CONSEGNA 1 -
Ricopia tali e quali le righe dell'elenco qui sotto, dalla prima fino a quella con "tuff-label-1: SR: [266, 827, 295, 850]" inclusa.

DOCUMENTO -
───

Il 14 febbraio scorso in tutto il mondo migliaia e migliaia di donne e molti uomini hanno ballato per reagire contro la violenza maschile sulle donne. Ne ha scritto su DeA Bia Sarasini, riportando i contenuti messi a base dell’iniziativa. In rete sono circolate anche opinioni diverse sul significato del ballo che si è moltiplicato in molte piazze italiane, ed è stato rilanciato anche dal palco del Festival di Sanremo e dalle parole di Luciana Litizzetto: “Se un uomo ti picchia non ti ama”.
Riportiamo una analisi critica del “Laboratorio Sguardi Sui Generis”, e due brevi diverse opinioni di uomini legati alla rete di Maschileplurale:

Danzare contro la violenza

Appunti di riflessione a cura del Laboratorio Sguardi Sui Generis

One billion rising: un flash mob globale per denunciare la violenza sulle
donne. Le ragioni, le parole d’ordine, le immagini e i luoghi della giornata
si trovano facilmente in rete. Con queste brevi riflessioni non vogliamo
approssimare un bilancio complessivo e globale della giornata e
dell’iniziativa. Al contrario, vogliamo provare a guardarla con il più
provinciale e provincializzato degli sguardi. Difficile stabilire
onestamente cosa One billion rising possa aver significato per molte donne
in tante parti del mondo. Più semplice – e forse utile – qualche
considerazione critica a partire da noi. La scelta di smorzare l’enfasi
globale di One billion rising per provare a descriverla in prospettiva
parziale e situata è motivata da alcuni elementi che riteniamo di prima
importanza.

───

MATERIALI FORNITI -
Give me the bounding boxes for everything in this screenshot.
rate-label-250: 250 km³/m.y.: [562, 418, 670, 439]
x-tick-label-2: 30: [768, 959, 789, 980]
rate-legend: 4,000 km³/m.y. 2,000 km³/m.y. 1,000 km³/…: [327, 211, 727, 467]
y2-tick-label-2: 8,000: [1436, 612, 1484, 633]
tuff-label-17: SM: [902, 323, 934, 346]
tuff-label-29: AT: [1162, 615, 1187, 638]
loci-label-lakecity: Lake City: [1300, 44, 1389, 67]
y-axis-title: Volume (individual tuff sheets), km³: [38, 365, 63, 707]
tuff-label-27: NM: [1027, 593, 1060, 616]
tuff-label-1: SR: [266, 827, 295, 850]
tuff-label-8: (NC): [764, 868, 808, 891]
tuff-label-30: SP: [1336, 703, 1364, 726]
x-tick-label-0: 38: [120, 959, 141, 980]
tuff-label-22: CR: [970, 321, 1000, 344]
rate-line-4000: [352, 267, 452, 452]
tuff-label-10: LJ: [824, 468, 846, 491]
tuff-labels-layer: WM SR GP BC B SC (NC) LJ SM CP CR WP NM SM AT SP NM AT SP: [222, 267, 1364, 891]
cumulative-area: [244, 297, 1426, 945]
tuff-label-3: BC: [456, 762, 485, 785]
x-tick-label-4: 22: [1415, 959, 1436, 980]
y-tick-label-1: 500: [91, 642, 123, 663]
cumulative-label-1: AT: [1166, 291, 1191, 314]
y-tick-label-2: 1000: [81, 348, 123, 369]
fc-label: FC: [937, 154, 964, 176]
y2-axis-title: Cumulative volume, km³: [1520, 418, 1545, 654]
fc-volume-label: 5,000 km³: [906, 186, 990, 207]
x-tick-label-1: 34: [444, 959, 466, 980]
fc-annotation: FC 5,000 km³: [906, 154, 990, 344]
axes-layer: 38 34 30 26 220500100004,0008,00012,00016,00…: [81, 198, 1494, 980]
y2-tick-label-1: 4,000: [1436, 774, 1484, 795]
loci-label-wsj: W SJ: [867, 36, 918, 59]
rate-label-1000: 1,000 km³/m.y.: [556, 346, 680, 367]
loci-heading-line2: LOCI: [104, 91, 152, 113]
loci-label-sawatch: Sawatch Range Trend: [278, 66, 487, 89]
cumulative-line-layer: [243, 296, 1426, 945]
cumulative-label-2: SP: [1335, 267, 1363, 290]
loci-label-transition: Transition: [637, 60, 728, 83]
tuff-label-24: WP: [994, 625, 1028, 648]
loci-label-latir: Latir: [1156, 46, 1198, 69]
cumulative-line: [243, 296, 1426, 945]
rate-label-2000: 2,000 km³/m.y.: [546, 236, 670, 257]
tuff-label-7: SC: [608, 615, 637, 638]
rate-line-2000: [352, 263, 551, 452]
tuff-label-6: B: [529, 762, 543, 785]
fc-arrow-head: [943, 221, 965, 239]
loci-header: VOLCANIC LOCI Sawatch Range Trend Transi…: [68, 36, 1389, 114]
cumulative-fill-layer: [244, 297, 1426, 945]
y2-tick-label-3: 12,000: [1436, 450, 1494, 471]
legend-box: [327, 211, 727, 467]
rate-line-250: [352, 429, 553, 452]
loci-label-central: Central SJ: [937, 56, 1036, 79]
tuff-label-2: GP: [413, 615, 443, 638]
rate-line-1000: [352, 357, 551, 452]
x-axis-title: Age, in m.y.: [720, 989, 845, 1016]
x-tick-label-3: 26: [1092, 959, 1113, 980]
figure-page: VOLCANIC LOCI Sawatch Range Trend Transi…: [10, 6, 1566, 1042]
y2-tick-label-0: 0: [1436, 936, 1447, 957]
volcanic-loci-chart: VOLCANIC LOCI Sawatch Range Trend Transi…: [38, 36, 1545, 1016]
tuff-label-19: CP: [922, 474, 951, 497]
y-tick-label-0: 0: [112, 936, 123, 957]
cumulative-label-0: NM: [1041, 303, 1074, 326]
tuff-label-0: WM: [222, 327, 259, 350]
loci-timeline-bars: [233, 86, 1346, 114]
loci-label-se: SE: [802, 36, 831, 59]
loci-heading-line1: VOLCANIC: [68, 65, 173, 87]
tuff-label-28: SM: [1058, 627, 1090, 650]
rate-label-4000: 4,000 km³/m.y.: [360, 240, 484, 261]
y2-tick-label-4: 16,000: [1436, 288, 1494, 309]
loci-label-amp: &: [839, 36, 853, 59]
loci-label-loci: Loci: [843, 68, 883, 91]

───

CONSEGNA 2 -
Prosegui il documento sul flash mob contro la violenza sulle donne dopo la sua ultima frase.

RISPOSTA 1 -
Give me the bounding boxes for everything in this screenshot.
rate-label-250: 250 km³/m.y.: [562, 418, 670, 439]
x-tick-label-2: 30: [768, 959, 789, 980]
rate-legend: 4,000 km³/m.y. 2,000 km³/m.y. 1,000 km³/…: [327, 211, 727, 467]
y2-tick-label-2: 8,000: [1436, 612, 1484, 633]
tuff-label-17: SM: [902, 323, 934, 346]
tuff-label-29: AT: [1162, 615, 1187, 638]
loci-label-lakecity: Lake City: [1300, 44, 1389, 67]
y-axis-title: Volume (individual tuff sheets), km³: [38, 365, 63, 707]
tuff-label-27: NM: [1027, 593, 1060, 616]
tuff-label-1: SR: [266, 827, 295, 850]

RISPOSTA 2 -
Nel discorso pubblico la violenza sulle donne è descritta in prospettiva
globale soltanto quando la si prende in considerazione a partire da coloro
che la subiscono, mai per tratteggiare il profilo di coloro che la compiono:
le vittime di violenza sono le donne come corpus omogeneo, mentre i
perpetratori della violenza non sono mai raccontati come agglomerato
indifferenziato. L’asimmetria nasconde un duplice equivoco di natura
politica che è utile esplicitare. In primo luogo, la rappresentazione
essenzializzata della vittima (le donne tout court) è funzionale a una
descrizione della violenza completamente sganciata dalle forme relazionali
che l’accompagnano e dalle condizioni materiali che la favoriscono. Ciò fa
si che la generica condanna della violenza non si trasforma mai in una
critica reale della violenza che presupporrebbe l’analisi dei canali, delle
condizioni e dei luoghi attraverso cui la violenza si produce e si trasmette
ai danni di madri, mogli, fidanzate, nipoti, studentesse, e così via. Un
elenco orientato non a costituire una tassonomia vittimaria, ma piuttosto a
decostruire il significante donna come generico indifferenziato e,
soprattutto, dematerializzato.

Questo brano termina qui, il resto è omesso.